#### [TASK REQUIREMENTS]
Reproduce all lines of the listing below in which the word "model" occurs.

(Items listed in a dataset)
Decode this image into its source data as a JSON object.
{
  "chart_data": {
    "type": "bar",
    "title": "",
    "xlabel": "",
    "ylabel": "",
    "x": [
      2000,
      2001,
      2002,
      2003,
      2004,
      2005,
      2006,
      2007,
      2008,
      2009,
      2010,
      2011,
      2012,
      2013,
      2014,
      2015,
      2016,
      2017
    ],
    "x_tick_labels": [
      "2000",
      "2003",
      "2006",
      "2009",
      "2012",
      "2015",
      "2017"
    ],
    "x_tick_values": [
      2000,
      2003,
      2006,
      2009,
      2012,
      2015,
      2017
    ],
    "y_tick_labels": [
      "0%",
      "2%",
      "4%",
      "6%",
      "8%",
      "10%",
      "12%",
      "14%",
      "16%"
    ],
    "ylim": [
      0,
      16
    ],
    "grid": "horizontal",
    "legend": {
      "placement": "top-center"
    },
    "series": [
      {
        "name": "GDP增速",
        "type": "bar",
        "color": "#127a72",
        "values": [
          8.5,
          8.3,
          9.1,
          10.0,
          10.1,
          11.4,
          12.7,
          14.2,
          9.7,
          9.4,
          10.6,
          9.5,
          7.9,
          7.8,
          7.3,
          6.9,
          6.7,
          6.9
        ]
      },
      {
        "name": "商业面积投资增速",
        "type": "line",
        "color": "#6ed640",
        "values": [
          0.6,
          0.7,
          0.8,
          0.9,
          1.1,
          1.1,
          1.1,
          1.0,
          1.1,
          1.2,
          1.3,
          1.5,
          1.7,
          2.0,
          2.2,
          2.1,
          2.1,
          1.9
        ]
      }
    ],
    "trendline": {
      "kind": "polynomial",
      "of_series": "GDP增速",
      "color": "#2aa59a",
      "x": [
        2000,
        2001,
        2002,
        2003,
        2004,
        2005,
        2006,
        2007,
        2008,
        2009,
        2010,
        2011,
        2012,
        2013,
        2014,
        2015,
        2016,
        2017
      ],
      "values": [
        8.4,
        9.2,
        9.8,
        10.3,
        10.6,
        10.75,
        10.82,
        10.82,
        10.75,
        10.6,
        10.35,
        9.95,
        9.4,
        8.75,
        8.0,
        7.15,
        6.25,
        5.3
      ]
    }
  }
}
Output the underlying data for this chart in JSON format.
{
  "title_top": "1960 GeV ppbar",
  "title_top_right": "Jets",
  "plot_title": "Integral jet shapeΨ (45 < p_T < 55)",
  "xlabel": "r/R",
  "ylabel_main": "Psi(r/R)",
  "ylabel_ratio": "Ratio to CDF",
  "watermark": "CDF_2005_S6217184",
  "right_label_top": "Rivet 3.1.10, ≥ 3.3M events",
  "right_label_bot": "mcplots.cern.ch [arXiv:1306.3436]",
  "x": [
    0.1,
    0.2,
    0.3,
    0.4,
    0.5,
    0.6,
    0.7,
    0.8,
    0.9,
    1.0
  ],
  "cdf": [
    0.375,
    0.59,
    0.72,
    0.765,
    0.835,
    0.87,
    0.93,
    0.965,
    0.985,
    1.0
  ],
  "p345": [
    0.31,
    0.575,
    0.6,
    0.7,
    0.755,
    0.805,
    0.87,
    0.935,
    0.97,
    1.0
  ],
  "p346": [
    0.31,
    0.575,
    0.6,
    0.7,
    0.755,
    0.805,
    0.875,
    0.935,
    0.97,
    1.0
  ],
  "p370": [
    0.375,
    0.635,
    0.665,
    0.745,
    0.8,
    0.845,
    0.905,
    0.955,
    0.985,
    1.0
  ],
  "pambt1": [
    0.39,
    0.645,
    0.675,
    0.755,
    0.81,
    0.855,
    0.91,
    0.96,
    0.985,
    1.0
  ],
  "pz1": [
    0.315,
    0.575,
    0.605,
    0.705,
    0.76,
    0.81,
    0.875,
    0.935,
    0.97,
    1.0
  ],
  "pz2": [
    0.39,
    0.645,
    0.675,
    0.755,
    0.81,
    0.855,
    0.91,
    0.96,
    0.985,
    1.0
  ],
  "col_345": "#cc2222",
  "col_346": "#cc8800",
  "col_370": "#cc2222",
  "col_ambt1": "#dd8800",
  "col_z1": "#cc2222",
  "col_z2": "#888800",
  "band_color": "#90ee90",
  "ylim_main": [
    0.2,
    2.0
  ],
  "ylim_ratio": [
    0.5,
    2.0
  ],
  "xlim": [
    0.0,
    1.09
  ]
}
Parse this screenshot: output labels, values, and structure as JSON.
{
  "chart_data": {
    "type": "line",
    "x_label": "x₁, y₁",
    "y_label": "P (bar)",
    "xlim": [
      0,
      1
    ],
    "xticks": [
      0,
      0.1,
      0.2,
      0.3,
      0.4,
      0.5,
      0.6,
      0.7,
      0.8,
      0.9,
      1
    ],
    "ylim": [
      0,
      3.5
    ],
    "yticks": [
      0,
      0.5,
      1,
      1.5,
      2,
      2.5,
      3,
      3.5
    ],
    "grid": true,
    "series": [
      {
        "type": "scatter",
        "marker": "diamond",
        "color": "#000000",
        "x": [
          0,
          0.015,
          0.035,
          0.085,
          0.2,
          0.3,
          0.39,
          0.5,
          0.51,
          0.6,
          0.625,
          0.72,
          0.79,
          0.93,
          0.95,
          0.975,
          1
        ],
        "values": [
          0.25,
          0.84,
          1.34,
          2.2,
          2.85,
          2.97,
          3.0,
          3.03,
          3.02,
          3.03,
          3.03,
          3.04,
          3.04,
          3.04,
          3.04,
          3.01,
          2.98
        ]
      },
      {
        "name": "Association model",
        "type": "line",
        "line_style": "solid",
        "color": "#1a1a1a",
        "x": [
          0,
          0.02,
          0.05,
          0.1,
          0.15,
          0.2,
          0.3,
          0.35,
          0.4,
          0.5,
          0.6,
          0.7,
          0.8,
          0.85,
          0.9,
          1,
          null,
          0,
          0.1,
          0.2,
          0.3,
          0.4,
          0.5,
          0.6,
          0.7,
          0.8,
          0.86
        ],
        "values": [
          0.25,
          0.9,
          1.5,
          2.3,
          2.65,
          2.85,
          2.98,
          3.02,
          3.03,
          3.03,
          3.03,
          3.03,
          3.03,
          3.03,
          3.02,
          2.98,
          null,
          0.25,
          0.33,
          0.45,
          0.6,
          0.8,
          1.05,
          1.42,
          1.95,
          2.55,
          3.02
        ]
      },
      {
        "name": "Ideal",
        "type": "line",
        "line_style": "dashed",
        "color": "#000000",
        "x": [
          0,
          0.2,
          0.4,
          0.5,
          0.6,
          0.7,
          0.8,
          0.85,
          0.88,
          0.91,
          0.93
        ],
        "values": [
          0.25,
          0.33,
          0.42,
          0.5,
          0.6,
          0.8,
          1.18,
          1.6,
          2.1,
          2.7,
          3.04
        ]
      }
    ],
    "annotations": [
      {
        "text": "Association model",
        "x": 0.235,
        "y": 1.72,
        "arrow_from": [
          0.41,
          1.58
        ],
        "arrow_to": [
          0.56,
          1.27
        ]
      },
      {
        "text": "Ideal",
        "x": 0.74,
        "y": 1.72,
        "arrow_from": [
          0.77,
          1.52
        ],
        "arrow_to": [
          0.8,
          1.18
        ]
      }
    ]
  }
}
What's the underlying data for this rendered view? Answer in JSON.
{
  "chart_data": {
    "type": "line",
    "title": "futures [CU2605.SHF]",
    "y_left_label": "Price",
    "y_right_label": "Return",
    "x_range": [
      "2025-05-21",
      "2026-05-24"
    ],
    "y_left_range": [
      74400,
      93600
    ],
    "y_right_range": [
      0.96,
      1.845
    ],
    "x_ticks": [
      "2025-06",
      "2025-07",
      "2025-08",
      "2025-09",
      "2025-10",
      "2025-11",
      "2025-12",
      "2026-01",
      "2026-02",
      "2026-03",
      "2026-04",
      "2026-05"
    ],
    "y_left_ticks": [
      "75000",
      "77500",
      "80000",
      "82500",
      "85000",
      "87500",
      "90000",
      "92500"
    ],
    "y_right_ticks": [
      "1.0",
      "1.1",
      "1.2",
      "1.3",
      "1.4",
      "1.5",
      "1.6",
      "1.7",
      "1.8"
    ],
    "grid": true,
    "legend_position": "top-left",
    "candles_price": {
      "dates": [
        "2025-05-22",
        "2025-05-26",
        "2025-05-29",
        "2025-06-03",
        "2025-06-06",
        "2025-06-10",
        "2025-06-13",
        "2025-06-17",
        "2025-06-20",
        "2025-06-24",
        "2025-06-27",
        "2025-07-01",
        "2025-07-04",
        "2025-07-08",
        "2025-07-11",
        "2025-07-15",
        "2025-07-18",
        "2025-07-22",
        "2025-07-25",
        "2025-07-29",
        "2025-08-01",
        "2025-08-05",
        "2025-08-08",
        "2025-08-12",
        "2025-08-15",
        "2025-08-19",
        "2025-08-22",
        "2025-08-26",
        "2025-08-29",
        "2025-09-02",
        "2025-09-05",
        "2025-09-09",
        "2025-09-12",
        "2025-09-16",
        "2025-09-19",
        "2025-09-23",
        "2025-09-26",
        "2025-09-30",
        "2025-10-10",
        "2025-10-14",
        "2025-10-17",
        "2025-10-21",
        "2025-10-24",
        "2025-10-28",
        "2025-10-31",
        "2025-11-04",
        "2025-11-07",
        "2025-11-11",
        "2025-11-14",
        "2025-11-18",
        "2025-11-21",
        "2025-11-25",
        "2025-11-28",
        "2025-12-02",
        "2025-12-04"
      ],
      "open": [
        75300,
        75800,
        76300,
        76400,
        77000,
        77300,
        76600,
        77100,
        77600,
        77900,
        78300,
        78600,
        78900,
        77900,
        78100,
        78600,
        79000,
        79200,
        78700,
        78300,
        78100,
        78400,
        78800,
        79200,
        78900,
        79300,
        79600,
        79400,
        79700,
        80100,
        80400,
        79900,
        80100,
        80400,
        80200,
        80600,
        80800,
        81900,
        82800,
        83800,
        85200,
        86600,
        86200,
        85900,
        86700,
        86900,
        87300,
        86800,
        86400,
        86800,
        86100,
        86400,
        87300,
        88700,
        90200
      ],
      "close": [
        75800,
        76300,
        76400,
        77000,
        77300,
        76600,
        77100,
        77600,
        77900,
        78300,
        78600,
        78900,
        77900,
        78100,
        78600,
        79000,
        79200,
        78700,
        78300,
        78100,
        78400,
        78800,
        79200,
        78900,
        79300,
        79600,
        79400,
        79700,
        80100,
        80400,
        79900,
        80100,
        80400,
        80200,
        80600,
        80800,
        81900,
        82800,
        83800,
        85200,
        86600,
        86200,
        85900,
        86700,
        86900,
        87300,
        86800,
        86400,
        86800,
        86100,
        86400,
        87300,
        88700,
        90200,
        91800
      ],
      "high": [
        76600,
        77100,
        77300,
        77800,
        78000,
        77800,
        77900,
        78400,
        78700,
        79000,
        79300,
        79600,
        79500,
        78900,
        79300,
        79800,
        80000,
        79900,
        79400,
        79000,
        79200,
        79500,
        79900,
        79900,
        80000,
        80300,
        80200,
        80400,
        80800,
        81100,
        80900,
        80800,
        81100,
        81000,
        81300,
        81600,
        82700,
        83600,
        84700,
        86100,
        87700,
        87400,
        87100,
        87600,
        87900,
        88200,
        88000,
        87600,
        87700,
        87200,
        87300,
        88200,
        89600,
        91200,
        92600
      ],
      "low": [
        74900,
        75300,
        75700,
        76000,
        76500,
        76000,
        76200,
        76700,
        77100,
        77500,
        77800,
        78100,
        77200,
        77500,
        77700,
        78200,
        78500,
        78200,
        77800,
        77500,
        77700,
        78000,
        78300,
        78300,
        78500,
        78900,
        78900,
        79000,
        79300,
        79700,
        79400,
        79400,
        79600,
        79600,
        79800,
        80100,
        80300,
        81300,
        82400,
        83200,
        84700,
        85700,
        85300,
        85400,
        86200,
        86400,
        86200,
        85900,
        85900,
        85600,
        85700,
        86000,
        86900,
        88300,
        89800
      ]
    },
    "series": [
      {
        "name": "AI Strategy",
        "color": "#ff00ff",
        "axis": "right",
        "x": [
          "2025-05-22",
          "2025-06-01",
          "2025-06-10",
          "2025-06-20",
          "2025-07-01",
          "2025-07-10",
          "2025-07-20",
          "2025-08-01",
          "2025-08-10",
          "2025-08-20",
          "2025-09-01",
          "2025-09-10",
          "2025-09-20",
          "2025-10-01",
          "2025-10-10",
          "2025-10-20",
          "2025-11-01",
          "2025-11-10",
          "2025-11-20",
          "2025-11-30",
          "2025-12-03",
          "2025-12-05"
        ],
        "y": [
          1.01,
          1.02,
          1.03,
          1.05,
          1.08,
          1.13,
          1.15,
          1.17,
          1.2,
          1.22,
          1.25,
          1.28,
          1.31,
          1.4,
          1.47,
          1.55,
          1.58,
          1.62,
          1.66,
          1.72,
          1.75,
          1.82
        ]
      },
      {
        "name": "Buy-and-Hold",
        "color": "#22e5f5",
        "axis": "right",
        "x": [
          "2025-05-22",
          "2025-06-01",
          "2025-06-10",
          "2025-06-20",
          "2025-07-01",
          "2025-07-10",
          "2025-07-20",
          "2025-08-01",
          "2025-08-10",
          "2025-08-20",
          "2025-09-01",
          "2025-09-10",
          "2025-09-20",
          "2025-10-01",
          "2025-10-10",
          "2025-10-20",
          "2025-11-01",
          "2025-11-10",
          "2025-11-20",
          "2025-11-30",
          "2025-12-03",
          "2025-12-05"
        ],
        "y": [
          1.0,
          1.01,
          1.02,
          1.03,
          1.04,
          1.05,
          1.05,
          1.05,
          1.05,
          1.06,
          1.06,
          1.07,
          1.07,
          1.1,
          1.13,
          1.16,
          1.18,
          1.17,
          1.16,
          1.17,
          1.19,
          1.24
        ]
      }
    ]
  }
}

#### [FINISHED ANSWER]
        "name": "Association model",
        "text": "Association model",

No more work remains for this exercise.